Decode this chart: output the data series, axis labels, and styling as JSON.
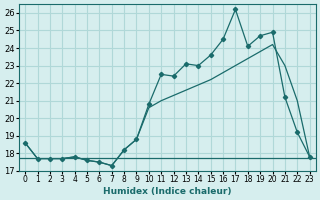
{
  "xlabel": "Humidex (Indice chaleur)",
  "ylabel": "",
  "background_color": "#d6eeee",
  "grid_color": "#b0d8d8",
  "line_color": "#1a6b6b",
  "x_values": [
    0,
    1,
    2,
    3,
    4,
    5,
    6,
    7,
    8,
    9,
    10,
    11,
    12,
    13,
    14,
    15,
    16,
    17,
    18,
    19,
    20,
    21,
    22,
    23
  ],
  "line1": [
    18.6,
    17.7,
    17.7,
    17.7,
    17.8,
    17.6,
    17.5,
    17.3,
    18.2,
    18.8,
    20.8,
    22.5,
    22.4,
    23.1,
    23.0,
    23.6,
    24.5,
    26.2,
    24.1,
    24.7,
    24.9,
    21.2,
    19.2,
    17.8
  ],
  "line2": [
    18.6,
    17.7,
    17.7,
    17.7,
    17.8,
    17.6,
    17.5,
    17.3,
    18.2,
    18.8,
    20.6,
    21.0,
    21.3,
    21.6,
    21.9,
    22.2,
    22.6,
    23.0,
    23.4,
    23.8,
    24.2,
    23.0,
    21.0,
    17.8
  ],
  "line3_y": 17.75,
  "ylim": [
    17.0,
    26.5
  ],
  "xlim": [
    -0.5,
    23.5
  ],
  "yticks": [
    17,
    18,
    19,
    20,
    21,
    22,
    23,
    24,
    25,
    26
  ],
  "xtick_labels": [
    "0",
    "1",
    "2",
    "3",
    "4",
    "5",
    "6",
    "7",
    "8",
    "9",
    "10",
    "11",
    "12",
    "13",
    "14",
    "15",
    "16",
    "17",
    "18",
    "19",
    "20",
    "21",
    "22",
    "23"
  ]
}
....
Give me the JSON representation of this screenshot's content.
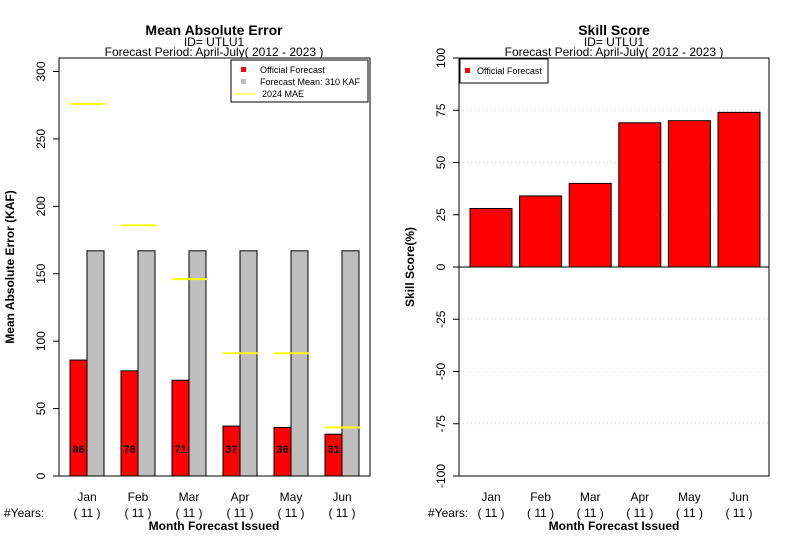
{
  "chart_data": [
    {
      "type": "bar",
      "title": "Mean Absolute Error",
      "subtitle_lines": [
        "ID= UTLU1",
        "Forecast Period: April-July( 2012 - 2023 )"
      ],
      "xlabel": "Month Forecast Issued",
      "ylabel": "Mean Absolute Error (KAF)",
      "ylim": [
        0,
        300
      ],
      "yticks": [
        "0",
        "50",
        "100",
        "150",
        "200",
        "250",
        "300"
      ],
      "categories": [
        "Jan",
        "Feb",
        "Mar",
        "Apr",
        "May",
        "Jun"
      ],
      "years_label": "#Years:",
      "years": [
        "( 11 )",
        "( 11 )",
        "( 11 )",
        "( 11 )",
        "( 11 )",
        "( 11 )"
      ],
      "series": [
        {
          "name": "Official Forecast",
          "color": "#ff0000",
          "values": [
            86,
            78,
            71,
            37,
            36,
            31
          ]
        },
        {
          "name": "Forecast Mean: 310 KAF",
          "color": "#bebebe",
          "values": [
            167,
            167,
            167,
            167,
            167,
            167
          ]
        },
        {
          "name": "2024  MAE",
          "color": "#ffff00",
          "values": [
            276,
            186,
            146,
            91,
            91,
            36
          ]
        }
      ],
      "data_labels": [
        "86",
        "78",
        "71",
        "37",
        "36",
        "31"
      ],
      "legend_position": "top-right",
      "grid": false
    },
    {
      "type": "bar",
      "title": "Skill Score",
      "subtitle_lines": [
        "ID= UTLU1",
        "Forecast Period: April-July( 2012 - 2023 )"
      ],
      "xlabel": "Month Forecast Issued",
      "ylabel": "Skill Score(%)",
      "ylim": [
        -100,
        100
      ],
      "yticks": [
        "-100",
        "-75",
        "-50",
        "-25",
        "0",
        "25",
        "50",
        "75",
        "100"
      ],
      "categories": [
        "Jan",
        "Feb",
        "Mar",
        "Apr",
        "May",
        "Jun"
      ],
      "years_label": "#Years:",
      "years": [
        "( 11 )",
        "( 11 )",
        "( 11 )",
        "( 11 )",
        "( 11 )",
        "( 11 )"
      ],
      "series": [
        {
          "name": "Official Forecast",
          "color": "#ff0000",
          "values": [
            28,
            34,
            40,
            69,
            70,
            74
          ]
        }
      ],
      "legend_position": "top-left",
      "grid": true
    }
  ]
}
....
▶ **Job**
All lines of the data above that include the word "Error" must be shown.

▶ **Output**
      "title": "Mean Absolute Error",
      "ylabel": "Mean Absolute Error (KAF)",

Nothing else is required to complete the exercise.